Objective >> Output every record word for word.

[Stored data]

— START —

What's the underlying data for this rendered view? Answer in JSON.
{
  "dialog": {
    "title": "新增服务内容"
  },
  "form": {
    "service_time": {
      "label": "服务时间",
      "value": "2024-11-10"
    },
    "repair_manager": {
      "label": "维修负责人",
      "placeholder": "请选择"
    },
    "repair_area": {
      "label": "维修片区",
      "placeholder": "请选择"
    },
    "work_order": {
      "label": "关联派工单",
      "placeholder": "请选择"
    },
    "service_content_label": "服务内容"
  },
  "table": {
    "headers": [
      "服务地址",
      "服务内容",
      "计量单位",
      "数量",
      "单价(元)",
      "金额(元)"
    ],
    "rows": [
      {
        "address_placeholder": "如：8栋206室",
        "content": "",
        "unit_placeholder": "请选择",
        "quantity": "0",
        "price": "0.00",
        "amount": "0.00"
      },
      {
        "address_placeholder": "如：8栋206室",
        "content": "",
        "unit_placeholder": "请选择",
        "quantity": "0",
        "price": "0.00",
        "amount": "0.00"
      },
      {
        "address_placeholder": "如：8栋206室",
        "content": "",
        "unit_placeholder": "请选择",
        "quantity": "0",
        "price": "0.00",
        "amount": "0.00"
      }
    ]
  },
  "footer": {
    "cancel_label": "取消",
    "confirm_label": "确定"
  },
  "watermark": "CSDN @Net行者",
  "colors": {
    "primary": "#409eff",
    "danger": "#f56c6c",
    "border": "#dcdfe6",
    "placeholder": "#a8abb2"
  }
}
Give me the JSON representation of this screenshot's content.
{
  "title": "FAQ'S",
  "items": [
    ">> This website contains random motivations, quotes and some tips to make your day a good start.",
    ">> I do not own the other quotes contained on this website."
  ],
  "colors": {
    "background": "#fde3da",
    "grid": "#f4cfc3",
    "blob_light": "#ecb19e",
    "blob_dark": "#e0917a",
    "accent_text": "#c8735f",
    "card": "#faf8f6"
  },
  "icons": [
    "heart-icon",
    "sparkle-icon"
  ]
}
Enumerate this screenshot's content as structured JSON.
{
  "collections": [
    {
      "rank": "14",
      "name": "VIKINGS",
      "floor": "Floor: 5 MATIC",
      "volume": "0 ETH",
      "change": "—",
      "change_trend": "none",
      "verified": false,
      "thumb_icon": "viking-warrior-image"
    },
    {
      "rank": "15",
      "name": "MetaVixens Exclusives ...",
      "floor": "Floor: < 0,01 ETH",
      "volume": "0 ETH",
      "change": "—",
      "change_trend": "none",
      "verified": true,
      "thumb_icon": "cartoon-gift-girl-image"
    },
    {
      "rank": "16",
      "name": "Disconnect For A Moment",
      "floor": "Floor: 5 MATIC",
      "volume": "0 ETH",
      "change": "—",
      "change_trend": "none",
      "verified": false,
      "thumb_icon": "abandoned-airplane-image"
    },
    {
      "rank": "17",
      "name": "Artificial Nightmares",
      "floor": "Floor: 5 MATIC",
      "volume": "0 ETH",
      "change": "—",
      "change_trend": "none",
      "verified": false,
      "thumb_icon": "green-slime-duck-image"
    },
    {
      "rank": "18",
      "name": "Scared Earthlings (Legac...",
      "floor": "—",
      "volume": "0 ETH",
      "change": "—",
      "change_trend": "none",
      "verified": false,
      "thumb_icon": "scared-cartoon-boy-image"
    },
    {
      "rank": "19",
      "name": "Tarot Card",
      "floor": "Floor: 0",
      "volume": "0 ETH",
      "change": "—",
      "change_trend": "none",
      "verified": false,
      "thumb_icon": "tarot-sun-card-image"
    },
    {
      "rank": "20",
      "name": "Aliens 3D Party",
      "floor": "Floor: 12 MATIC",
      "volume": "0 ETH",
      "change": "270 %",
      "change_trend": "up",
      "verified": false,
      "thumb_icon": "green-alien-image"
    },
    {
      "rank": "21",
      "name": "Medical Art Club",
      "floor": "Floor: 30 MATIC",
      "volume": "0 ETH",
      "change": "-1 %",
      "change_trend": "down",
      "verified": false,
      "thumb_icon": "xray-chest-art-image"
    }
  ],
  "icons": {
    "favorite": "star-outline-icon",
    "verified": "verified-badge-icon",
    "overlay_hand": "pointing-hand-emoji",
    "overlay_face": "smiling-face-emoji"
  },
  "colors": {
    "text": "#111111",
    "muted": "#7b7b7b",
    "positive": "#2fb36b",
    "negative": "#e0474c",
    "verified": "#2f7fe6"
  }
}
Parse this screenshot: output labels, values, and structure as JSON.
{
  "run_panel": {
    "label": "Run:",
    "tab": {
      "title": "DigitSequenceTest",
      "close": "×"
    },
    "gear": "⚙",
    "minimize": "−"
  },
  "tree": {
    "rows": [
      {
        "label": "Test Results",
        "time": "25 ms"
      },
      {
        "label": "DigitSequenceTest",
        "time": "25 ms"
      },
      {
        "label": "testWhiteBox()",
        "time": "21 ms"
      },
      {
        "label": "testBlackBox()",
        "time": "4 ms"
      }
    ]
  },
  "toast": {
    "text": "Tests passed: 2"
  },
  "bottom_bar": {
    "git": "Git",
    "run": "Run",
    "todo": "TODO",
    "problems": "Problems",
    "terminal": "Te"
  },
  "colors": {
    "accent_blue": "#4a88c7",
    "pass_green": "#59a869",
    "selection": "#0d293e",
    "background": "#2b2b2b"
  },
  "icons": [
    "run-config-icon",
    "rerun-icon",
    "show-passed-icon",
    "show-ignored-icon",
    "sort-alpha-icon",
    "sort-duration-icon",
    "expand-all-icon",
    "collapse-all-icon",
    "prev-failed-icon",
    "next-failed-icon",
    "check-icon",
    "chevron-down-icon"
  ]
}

— END —

Response >>
What's the underlying data for this rendered view? Answer in JSON.
{
  "dialog": {
    "title": "新增服务内容"
  },
  "form": {
    "service_time": {
      "label": "服务时间",
      "value": "2024-11-10"
    },
    "repair_manager": {
      "label": "维修负责人",
      "placeholder": "请选择"
    },
    "repair_area": {
      "label": "维修片区",
      "placeholder": "请选择"
    },
    "work_order": {
      "label": "关联派工单",
      "placeholder": "请选择"
    },
    "service_content_label": "服务内容"
  },
  "table": {
    "headers": [
      "服务地址",
      "服务内容",
      "计量单位",
      "数量",
      "单价(元)",
      "金额(元)"
    ],
    "rows": [
      {
        "address_placeholder": "如：8栋206室",
        "content": "",
        "unit_placeholder": "请选择",
        "quantity": "0",
        "price": "0.00",
        "amount": "0.00"
      },
      {
        "address_placeholder": "如：8栋206室",
        "content": "",
        "unit_placeholder": "请选择",
        "quantity": "0",
        "price": "0.00",
        "amount": "0.00"
      },
      {
        "address_placeholder": "如：8栋206室",
        "content": "",
        "unit_placeholder": "请选择",
        "quantity": "0",
        "price": "0.00",
        "amount": "0.00"
      }
    ]
  },
  "footer": {
    "cancel_label": "取消",
    "confirm_label": "确定"
  },
  "watermark": "CSDN @Net行者",
  "colors": {
    "primary": "#409eff",
    "danger": "#f56c6c",
    "border": "#dcdfe6",
    "placeholder": "#a8abb2"
  }
}
Give me the JSON representation of this screenshot's content.
{
  "title": "FAQ'S",
  "items": [
    ">> This website contains random motivations, quotes and some tips to make your day a good start.",
    ">> I do not own the other quotes contained on this website."
  ],
  "colors": {
    "background": "#fde3da",
    "grid": "#f4cfc3",
    "blob_light": "#ecb19e",
    "blob_dark": "#e0917a",
    "accent_text": "#c8735f",
    "card": "#faf8f6"
  },
  "icons": [
    "heart-icon",
    "sparkle-icon"
  ]
}
Enumerate this screenshot's content as structured JSON.
{
  "collections": [
    {
      "rank": "14",
      "name": "VIKINGS",
      "floor": "Floor: 5 MATIC",
      "volume": "0 ETH",
      "change": "—",
      "change_trend": "none",
      "verified": false,
      "thumb_icon": "viking-warrior-image"
    },
    {
      "rank": "15",
      "name": "MetaVixens Exclusives ...",
      "floor": "Floor: < 0,01 ETH",
      "volume": "0 ETH",
      "change": "—",
      "change_trend": "none",
      "verified": true,
      "thumb_icon": "cartoon-gift-girl-image"
    },
    {
      "rank": "16",
      "name": "Disconnect For A Moment",
      "floor": "Floor: 5 MATIC",
      "volume": "0 ETH",
      "change": "—",
      "change_trend": "none",
      "verified": false,
      "thumb_icon": "abandoned-airplane-image"
    },
    {
      "rank": "17",
      "name": "Artificial Nightmares",
      "floor": "Floor: 5 MATIC",
      "volume": "0 ETH",
      "change": "—",
      "change_trend": "none",
      "verified": false,
      "thumb_icon": "green-slime-duck-image"
    },
    {
      "rank": "18",
      "name": "Scared Earthlings (Legac...",
      "floor": "—",
      "volume": "0 ETH",
      "change": "—",
      "change_trend": "none",
      "verified": false,
      "thumb_icon": "scared-cartoon-boy-image"
    },
    {
      "rank": "19",
      "name": "Tarot Card",
      "floor": "Floor: 0",
      "volume": "0 ETH",
      "change": "—",
      "change_trend": "none",
      "verified": false,
      "thumb_icon": "tarot-sun-card-image"
    },
    {
      "rank": "20",
      "name": "Aliens 3D Party",
      "floor": "Floor: 12 MATIC",
      "volume": "0 ETH",
      "change": "270 %",
      "change_trend": "up",
      "verified": false,
      "thumb_icon": "green-alien-image"
    },
    {
      "rank": "21",
      "name": "Medical Art Club",
      "floor": "Floor: 30 MATIC",
      "volume": "0 ETH",
      "change": "-1 %",
      "change_trend": "down",
      "verified": false,
      "thumb_icon": "xray-chest-art-image"
    }
  ],
  "icons": {
    "favorite": "star-outline-icon",
    "verified": "verified-badge-icon",
    "overlay_hand": "pointing-hand-emoji",
    "overlay_face": "smiling-face-emoji"
  },
  "colors": {
    "text": "#111111",
    "muted": "#7b7b7b",
    "positive": "#2fb36b",
    "negative": "#e0474c",
    "verified": "#2f7fe6"
  }
}
Parse this screenshot: output labels, values, and structure as JSON.
{
  "run_panel": {
    "label": "Run:",
    "tab": {
      "title": "DigitSequenceTest",
      "close": "×"
    },
    "gear": "⚙",
    "minimize": "−"
  },
  "tree": {
    "rows": [
      {
        "label": "Test Results",
        "time": "25 ms"
      },
      {
        "label": "DigitSequenceTest",
        "time": "25 ms"
      },
      {
        "label": "testWhiteBox()",
        "time": "21 ms"
      },
      {
        "label": "testBlackBox()",
        "time": "4 ms"
      }
    ]
  },
  "toast": {
    "text": "Tests passed: 2"
  },
  "bottom_bar": {
    "git": "Git",
    "run": "Run",
    "todo": "TODO",
    "problems": "Problems",
    "terminal": "Te"
  },
  "colors": {
    "accent_blue": "#4a88c7",
    "pass_green": "#59a869",
    "selection": "#0d293e",
    "background": "#2b2b2b"
  },
  "icons": [
    "run-config-icon",
    "rerun-icon",
    "show-passed-icon",
    "show-ignored-icon",
    "sort-alpha-icon",
    "sort-duration-icon",
    "expand-all-icon",
    "collapse-all-icon",
    "prev-failed-icon",
    "next-failed-icon",
    "check-icon",
    "chevron-down-icon"
  ]
}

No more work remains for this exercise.